本文.

トッド・ラングレンへの影響というのも、トッドだけ聴いていては今一つピンと来なかったが、これを聴いてなるほど得心した。T-11 "I Just Wasn't Made For TheseTimes" (「駄目な僕」っつう勘違いな邦題は駆逐せよ! 全然意味ちゃうやん)の高音を張り上げるところなんて客演かと思うくらい。という瑣末な点はもとより、この博覧会的、もしくは百科全書的とも言うべき膨大なリソースを接続、融合あるいは変形して新しいポップを作り上げようという孤軍奮闘ぶりそのものまでが、ブライアン・ウィルソンからトッドへと引き継がれているのだ(だからトッドは「グッド・ヴァイブレーション」をリメイクしたのだろう)。

記録情報.
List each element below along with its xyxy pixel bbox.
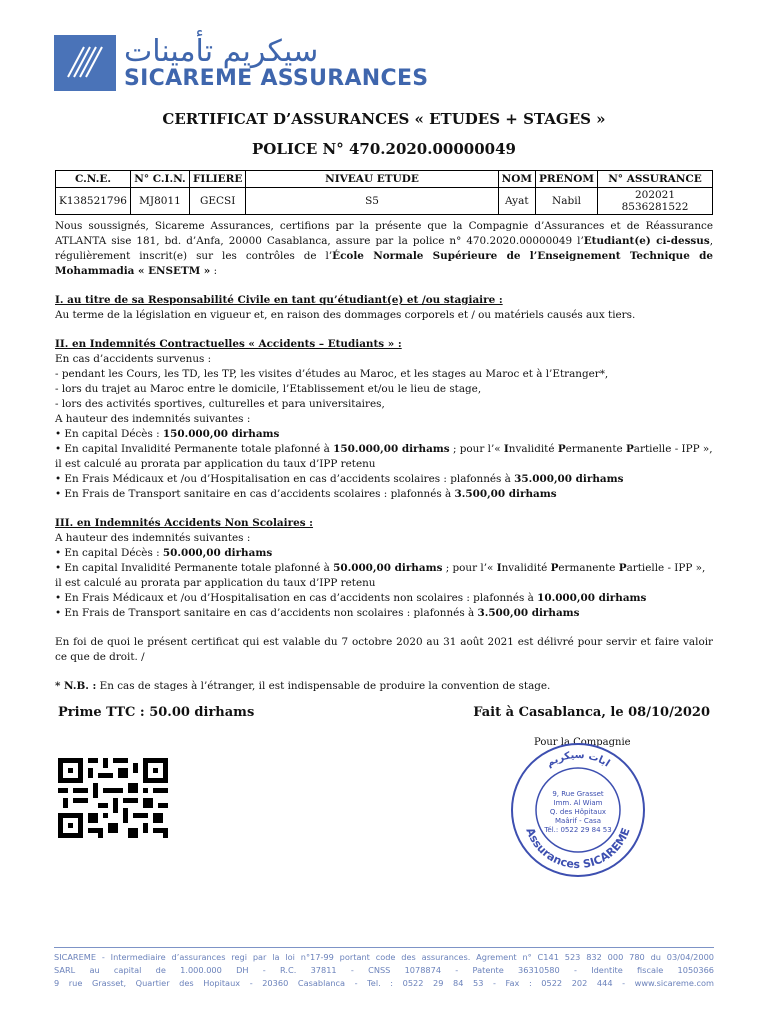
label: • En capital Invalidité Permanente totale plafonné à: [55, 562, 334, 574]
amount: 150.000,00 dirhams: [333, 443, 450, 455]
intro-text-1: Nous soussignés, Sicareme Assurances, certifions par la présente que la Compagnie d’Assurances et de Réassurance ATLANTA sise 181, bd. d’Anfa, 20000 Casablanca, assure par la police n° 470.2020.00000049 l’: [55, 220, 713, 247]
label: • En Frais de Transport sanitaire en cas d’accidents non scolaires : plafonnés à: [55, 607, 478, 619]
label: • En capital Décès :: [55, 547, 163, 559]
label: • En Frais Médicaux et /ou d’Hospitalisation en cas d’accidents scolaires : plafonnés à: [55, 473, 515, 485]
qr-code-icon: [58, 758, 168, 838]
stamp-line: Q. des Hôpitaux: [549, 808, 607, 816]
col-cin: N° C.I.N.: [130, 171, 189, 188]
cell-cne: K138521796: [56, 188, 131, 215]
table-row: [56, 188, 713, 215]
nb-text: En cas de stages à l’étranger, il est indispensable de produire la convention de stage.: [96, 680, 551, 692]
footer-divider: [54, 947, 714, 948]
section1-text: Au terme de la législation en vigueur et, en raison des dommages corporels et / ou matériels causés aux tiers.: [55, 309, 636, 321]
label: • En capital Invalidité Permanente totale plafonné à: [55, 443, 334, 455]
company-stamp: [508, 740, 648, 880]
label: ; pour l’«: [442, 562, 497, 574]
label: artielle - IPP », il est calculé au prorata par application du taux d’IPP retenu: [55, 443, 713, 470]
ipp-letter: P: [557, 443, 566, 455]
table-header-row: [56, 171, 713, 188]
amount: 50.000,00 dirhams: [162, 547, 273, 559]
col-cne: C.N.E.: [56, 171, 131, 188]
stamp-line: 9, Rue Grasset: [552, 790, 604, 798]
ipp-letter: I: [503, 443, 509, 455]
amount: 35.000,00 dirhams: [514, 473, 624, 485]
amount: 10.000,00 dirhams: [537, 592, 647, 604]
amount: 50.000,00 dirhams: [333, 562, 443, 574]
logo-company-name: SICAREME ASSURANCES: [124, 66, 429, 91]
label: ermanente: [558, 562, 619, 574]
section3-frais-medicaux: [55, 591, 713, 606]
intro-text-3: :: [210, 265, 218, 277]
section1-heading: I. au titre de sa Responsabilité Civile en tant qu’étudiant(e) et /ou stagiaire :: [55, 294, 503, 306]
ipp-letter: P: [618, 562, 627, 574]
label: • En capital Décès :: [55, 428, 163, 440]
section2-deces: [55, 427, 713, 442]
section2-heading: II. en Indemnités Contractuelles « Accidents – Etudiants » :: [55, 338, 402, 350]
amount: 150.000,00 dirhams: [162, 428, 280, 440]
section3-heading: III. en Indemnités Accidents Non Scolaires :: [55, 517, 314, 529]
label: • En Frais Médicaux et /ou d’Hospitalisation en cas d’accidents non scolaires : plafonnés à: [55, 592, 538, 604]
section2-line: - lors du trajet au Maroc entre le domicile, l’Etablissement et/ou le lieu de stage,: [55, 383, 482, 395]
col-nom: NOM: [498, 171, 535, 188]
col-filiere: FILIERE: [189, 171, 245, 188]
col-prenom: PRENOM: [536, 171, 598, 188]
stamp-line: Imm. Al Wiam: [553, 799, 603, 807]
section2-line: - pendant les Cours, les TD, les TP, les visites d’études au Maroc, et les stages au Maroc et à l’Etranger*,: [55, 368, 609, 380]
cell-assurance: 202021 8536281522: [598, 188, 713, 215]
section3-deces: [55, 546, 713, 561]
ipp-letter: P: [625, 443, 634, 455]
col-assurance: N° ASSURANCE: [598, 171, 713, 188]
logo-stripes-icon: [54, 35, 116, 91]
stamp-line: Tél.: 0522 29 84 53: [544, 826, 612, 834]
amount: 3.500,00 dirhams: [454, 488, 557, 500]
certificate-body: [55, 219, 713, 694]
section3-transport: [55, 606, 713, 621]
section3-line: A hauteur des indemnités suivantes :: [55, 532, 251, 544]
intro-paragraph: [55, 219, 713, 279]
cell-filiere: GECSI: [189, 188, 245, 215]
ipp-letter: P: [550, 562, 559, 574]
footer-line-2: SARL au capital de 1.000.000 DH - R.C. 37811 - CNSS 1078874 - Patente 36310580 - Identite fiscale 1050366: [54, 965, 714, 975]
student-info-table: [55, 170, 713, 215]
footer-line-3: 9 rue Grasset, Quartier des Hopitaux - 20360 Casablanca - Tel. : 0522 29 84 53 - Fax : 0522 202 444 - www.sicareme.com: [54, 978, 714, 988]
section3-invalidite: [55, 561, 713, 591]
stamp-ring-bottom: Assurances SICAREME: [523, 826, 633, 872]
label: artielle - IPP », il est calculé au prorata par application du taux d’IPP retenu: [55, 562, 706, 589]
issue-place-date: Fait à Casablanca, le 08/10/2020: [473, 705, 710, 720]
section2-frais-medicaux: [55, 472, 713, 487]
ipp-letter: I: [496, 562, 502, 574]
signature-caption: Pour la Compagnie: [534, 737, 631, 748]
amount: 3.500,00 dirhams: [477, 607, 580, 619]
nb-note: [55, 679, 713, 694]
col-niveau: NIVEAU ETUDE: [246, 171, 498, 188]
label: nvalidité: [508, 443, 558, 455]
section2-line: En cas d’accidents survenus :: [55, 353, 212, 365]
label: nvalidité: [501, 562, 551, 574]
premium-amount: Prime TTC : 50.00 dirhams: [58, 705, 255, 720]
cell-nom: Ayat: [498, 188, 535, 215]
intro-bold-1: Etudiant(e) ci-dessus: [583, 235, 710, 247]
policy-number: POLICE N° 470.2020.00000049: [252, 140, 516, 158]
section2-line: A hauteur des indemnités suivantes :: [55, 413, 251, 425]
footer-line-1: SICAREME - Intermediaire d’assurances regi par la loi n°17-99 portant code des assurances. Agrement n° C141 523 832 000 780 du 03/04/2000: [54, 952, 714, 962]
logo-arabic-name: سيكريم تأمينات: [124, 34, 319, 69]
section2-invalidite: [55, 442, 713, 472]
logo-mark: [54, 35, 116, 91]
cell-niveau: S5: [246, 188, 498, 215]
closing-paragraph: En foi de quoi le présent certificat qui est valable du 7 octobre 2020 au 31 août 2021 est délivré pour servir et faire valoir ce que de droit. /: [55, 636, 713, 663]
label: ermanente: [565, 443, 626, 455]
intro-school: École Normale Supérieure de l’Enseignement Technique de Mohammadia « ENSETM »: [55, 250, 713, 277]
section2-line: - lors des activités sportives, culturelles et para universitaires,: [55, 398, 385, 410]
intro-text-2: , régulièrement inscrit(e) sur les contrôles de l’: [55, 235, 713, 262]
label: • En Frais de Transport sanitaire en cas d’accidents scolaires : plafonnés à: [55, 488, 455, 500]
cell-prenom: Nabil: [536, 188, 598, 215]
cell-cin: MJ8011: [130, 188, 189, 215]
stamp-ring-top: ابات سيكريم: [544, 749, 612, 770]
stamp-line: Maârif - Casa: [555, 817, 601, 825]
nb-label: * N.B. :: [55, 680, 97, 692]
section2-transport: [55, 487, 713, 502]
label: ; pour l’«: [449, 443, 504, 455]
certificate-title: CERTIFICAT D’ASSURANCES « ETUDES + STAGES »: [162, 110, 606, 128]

課題 1.
本文について、次の問いに答えてください。
(a) 筆者がT-11の邦題として駆逐すべきだとしているのは何ですか。
(b) 新しいポップを作り上げようとする孤軍奮闘ぶりは、誰からトッドへ引き継がれているとされていますか。
(c) トッドがリメイクした曲は何ですか。
課題 2.
ブライアン・ウィルソンとトッド・ラングレンのつながりを論じた本文を、最後の文の後から書き継いでください。
一覧はここでは使いません。

解答 1.
(a) 「駄目な僕」
(b) ブライアン・ウィルソン
(c) 「グッド・ヴァイブレーション」

解答 2.
そう、それほどこのアルバムは、アメリカン・ポピュラー・ミュージックの一大交差点なのだ。最大の影響を与えたと思われるフィル・スペクター(ブライアンは彼のスタジオに入り浸って勉強したそうだ)、フォー・フレッシュメンに代表されるコーラスワーク、サーフィン/ホットロッドという形でビーチ・ボーイズ自身が受け継いでいたロックンロールの流れ、そしてサイケデリック・ムーヴメント。いやそれだけでなく、恐らくはクラシックからブロードウェイ・ナンバー、バート・バカラックなどに至る膨大な「正統的な」ポピュラー音楽とされてきたリソースをも、ブライアンは参照している。
それを「こんなの誰が聴くんだ、犬か?」と言った(らしい)マイク・ラヴって何。時代背景抜きにしても鈍すぎやしないか。おまけに、実質ビーチ・ボーイズを背負わされた結果としてブライアンが精神的にズタズタになったというのを、さっぱり理解していなかったんだろうか。ブライアン・ウィルソンの悲劇は聞けば聞くほど人災だなあ、とつくづく思う。

6/29 エルメート引っ掛けてさあ行くぞ、と思った矢先に3トラック目でいきなりDiscman停止。おいおい今朝充電終わったばっかだろうに。単に充電のコンセント差し込みが緩くて抜けてたか。たはは。こういう日は万事ろくなことがない。たとえば腰痛寸前のつらい背中。育ち過ぎだあ>わが子

6/30 エルメート・パスコアール『神々の祭り』
仕切り直し。
ビーチ・ボーイズ『ペット・サウンズ』
回りっぱなし。(7月へ続く)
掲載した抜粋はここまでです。